**Exercise aim**: Copy each line that holds "this".

**Listing**:
● ● ● ● ●
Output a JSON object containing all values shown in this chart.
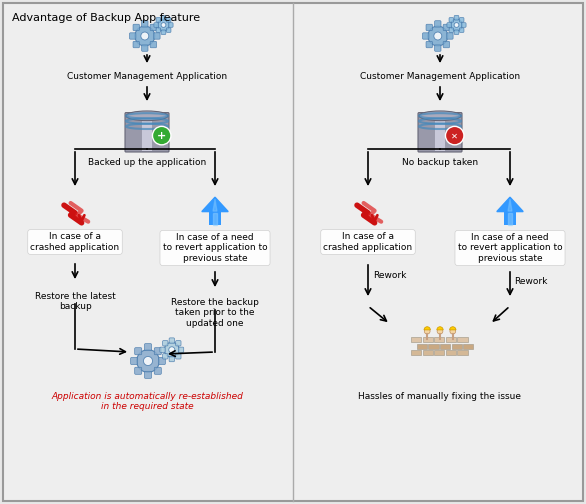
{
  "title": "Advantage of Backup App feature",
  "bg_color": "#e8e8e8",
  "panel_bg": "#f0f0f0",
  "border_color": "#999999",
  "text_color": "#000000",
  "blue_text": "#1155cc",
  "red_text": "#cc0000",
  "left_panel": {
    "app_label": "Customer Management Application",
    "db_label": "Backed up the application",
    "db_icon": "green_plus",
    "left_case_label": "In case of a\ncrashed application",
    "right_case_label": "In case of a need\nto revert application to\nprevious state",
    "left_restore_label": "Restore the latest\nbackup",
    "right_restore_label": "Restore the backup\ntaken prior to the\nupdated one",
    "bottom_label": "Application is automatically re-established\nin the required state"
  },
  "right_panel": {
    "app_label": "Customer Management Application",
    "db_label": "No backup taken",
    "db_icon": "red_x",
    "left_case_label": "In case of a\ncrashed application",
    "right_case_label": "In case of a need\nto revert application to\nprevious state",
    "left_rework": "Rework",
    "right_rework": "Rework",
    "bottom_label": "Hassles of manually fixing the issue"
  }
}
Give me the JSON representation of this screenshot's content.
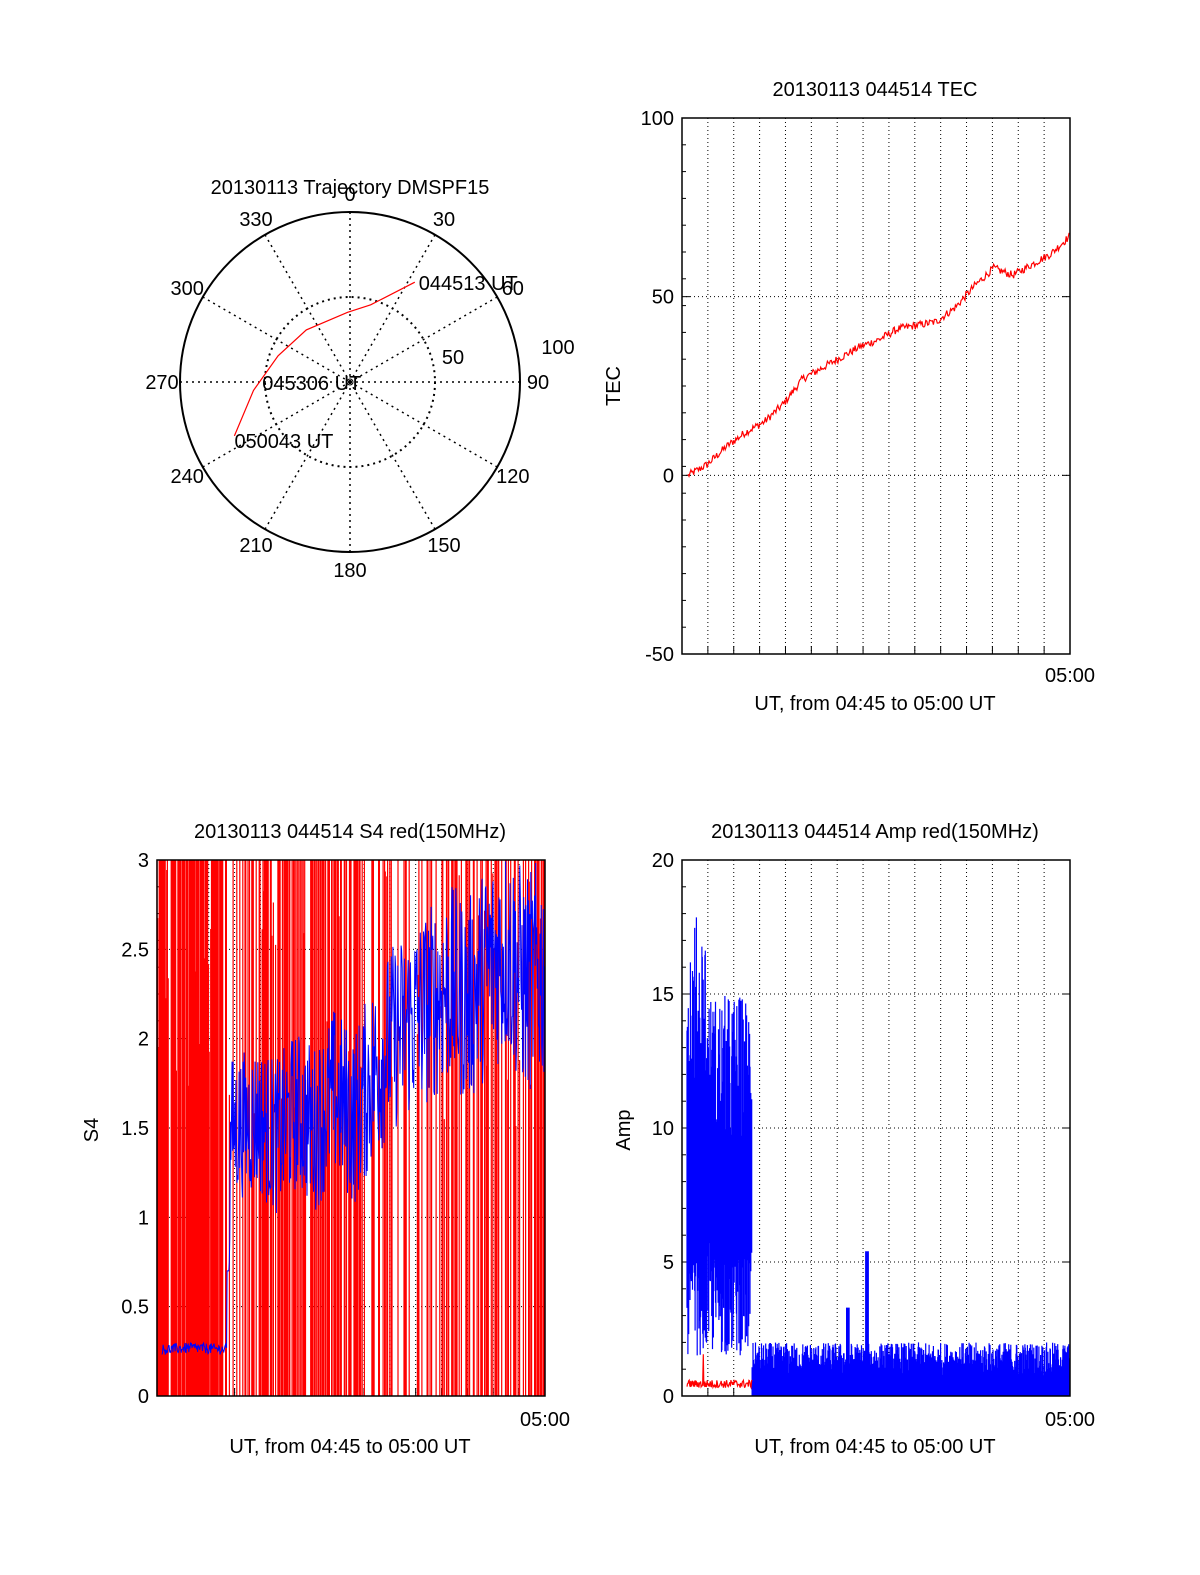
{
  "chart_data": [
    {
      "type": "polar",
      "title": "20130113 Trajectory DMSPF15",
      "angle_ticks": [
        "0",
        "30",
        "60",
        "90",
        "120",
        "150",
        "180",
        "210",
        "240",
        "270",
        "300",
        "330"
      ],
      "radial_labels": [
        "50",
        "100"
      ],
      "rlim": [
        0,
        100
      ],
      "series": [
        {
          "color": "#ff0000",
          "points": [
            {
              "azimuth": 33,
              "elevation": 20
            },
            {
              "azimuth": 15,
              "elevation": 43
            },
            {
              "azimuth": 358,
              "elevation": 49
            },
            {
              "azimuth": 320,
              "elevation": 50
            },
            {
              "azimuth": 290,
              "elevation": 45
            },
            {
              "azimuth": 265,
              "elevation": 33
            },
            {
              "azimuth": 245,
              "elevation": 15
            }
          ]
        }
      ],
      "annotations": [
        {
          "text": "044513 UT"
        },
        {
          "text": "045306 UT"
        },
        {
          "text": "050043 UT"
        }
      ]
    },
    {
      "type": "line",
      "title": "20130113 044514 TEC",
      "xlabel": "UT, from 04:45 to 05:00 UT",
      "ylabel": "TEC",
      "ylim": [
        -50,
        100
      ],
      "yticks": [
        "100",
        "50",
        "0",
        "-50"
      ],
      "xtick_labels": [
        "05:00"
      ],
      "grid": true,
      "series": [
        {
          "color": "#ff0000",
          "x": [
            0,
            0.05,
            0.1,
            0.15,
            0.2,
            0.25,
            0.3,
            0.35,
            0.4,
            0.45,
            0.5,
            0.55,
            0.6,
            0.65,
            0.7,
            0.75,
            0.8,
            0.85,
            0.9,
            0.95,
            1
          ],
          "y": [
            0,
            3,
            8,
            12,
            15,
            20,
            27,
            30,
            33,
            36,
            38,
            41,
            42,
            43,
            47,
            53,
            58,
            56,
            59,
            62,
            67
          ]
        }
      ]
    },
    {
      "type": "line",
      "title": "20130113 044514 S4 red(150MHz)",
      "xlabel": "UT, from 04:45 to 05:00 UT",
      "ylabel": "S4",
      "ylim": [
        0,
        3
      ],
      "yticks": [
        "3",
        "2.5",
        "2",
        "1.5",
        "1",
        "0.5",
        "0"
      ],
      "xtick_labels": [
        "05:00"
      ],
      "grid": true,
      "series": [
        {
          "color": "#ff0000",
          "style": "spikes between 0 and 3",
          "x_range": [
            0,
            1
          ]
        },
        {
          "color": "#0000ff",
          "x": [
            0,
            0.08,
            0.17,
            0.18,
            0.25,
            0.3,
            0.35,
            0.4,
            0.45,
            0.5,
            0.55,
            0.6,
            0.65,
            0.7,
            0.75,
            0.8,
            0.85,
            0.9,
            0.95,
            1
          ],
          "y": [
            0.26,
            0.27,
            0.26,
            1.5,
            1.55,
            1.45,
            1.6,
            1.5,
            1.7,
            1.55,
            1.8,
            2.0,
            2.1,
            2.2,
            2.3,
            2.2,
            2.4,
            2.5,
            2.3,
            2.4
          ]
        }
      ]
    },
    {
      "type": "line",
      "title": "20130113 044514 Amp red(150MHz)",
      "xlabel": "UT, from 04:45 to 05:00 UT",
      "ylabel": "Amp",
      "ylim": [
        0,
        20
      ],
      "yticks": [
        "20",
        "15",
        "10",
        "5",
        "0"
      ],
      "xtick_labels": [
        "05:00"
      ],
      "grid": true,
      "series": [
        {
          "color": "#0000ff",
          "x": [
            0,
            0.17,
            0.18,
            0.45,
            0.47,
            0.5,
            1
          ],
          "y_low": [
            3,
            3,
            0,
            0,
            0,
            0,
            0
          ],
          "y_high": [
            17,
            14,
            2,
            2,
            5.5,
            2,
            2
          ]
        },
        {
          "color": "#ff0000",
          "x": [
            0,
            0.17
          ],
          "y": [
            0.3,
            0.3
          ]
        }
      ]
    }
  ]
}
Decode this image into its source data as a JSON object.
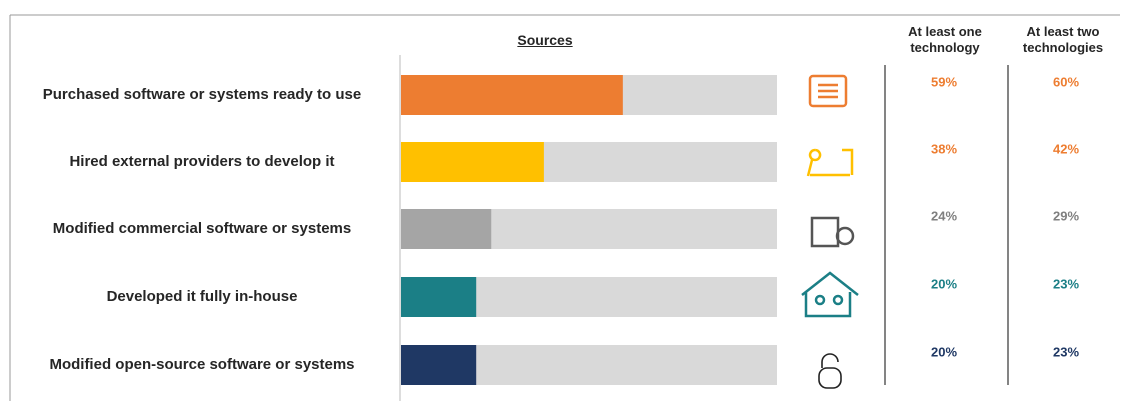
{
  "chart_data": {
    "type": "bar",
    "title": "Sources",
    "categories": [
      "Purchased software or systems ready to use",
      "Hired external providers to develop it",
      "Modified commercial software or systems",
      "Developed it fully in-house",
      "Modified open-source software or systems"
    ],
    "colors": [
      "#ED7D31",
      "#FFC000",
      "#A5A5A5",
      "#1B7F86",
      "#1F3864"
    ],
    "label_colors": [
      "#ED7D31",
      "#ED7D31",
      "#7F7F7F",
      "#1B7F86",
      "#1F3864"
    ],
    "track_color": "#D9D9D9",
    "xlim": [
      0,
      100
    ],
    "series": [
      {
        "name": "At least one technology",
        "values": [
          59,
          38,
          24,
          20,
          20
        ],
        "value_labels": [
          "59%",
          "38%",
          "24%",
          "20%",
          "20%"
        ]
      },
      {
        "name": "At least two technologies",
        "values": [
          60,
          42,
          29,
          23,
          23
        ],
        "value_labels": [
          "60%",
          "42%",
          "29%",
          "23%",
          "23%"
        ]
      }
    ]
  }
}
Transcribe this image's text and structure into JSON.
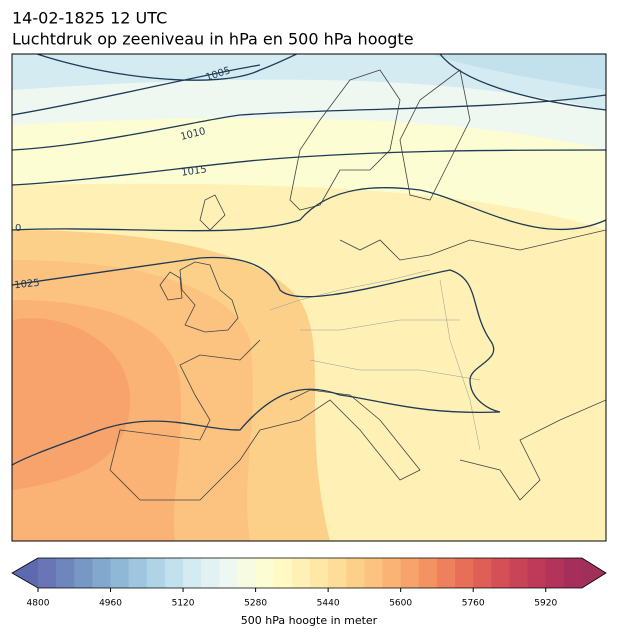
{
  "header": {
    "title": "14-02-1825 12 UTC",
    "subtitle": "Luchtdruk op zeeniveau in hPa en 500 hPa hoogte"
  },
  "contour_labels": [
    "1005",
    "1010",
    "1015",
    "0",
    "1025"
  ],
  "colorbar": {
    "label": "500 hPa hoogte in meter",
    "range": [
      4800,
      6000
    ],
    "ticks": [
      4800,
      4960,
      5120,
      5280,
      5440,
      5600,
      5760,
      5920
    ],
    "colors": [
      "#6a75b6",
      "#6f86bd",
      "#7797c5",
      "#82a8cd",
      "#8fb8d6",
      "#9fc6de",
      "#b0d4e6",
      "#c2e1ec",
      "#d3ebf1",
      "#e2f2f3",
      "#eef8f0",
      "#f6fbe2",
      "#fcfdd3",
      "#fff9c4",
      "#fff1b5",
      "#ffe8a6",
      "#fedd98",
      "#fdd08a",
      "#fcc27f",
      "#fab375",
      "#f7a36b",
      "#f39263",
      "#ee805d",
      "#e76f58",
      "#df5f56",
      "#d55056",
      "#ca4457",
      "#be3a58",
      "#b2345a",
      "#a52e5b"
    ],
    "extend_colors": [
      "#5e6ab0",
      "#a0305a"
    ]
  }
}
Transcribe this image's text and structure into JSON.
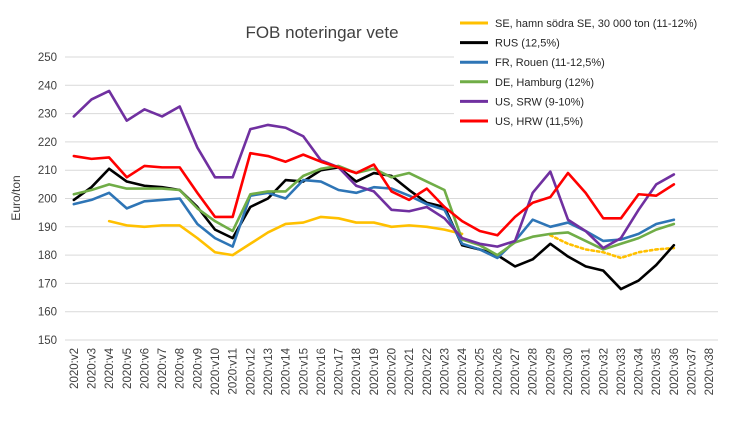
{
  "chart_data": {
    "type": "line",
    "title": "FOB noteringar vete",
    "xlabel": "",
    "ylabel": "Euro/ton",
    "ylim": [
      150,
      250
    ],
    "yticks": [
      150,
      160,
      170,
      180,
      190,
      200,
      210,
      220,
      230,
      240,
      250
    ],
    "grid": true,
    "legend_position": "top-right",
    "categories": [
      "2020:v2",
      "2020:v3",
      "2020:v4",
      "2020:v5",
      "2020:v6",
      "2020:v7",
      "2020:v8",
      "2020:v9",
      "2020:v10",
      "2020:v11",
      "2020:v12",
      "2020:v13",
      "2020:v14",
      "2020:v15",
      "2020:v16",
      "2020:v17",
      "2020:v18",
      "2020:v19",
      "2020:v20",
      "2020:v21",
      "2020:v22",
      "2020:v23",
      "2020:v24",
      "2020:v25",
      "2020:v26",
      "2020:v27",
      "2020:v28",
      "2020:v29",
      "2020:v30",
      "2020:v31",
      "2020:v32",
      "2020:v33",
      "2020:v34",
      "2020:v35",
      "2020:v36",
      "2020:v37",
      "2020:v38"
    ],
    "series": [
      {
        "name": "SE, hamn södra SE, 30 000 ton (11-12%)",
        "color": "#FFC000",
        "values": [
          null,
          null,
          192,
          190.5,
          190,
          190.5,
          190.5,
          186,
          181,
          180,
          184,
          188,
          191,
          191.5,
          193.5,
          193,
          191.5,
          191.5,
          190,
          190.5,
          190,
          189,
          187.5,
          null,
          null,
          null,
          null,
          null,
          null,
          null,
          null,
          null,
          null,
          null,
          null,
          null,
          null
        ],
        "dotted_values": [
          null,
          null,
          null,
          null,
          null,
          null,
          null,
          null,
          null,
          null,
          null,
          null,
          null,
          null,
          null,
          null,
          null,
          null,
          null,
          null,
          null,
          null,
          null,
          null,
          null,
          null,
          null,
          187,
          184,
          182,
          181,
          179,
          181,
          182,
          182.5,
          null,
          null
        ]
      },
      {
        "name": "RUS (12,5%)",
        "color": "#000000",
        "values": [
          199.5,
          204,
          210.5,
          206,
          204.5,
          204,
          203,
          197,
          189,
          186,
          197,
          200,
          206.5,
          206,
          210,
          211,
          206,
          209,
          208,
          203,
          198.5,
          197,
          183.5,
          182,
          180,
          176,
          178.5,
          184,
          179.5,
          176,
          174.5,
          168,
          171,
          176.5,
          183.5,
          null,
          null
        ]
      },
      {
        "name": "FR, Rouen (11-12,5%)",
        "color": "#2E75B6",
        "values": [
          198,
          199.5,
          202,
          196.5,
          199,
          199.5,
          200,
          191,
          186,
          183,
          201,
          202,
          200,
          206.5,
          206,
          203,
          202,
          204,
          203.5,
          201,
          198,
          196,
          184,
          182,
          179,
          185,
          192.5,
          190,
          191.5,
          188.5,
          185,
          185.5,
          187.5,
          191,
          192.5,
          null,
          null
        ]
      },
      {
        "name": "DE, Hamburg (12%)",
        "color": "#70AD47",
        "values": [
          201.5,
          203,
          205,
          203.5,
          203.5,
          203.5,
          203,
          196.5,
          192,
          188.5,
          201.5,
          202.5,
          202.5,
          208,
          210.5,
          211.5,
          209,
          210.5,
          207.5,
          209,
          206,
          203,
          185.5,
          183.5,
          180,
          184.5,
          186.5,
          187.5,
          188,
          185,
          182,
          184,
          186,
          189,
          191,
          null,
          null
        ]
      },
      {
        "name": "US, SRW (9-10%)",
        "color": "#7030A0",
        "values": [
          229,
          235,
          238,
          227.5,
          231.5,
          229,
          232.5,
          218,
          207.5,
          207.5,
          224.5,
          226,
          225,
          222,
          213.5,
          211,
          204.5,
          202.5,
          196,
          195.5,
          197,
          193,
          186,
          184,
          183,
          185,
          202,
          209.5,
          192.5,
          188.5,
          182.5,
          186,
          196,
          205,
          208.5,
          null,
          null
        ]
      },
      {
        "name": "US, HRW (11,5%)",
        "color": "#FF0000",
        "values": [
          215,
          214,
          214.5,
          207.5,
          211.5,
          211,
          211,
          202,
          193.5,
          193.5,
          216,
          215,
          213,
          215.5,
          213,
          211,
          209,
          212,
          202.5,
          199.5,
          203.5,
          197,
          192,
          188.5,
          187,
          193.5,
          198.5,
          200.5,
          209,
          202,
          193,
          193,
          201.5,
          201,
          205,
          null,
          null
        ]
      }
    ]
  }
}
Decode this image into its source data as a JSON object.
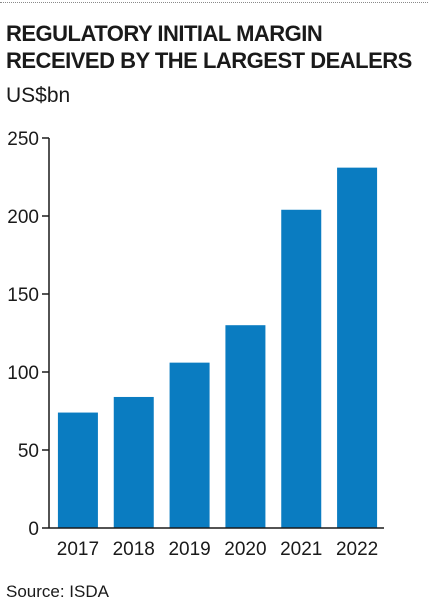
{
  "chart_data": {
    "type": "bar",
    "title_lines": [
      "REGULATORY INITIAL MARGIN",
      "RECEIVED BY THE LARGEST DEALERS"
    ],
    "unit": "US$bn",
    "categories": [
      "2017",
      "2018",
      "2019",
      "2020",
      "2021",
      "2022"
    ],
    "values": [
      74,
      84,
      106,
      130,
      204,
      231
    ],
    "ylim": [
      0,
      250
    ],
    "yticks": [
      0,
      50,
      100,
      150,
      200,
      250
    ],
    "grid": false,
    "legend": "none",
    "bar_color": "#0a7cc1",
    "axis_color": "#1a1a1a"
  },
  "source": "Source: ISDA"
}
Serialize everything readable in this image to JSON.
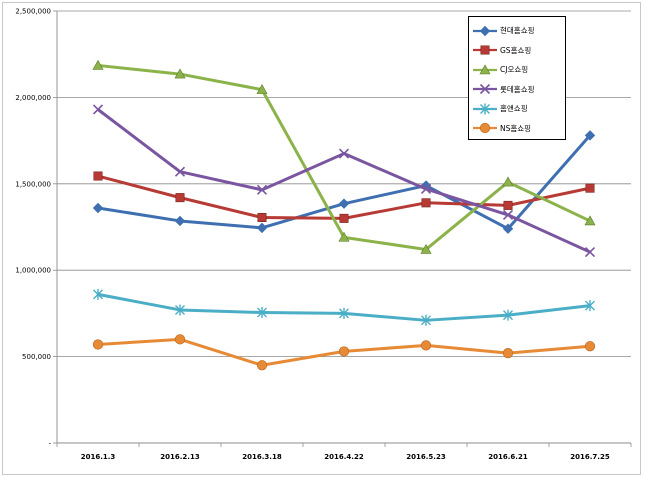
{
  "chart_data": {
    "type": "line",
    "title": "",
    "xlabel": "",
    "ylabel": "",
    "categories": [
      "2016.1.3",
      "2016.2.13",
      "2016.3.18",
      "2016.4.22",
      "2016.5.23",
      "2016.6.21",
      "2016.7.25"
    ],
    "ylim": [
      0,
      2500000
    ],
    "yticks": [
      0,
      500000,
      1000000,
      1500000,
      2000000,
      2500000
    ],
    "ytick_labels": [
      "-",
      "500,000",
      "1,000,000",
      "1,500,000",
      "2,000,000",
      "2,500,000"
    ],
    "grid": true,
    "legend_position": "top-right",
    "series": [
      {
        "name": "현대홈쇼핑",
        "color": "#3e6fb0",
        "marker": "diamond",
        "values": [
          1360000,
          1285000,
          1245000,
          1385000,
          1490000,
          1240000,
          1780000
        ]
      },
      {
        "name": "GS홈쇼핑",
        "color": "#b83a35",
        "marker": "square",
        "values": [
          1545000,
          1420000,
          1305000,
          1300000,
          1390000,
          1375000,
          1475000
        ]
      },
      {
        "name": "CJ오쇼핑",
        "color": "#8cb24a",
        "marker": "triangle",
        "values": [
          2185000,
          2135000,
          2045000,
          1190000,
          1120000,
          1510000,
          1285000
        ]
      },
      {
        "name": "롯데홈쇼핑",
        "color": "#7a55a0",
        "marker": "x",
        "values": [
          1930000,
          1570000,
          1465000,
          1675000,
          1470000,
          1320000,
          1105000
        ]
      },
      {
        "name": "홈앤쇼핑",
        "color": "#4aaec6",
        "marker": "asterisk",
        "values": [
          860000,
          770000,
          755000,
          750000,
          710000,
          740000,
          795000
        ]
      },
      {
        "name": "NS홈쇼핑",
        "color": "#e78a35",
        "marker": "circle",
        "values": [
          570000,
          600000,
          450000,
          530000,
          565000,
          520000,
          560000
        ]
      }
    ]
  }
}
● ● ● ● ●
**The completed task**:
Output a JSON object containing all values shown in this chart.
Give me the JSON representation of this screenshot's content.
Decode this image into its source data as a JSON object.
Transcribe this image's text and structure into JSON.
Transcribe this image's text and structure into JSON.
Decode this image into its source data as a JSON object.
Serialize everything readable in this image to JSON.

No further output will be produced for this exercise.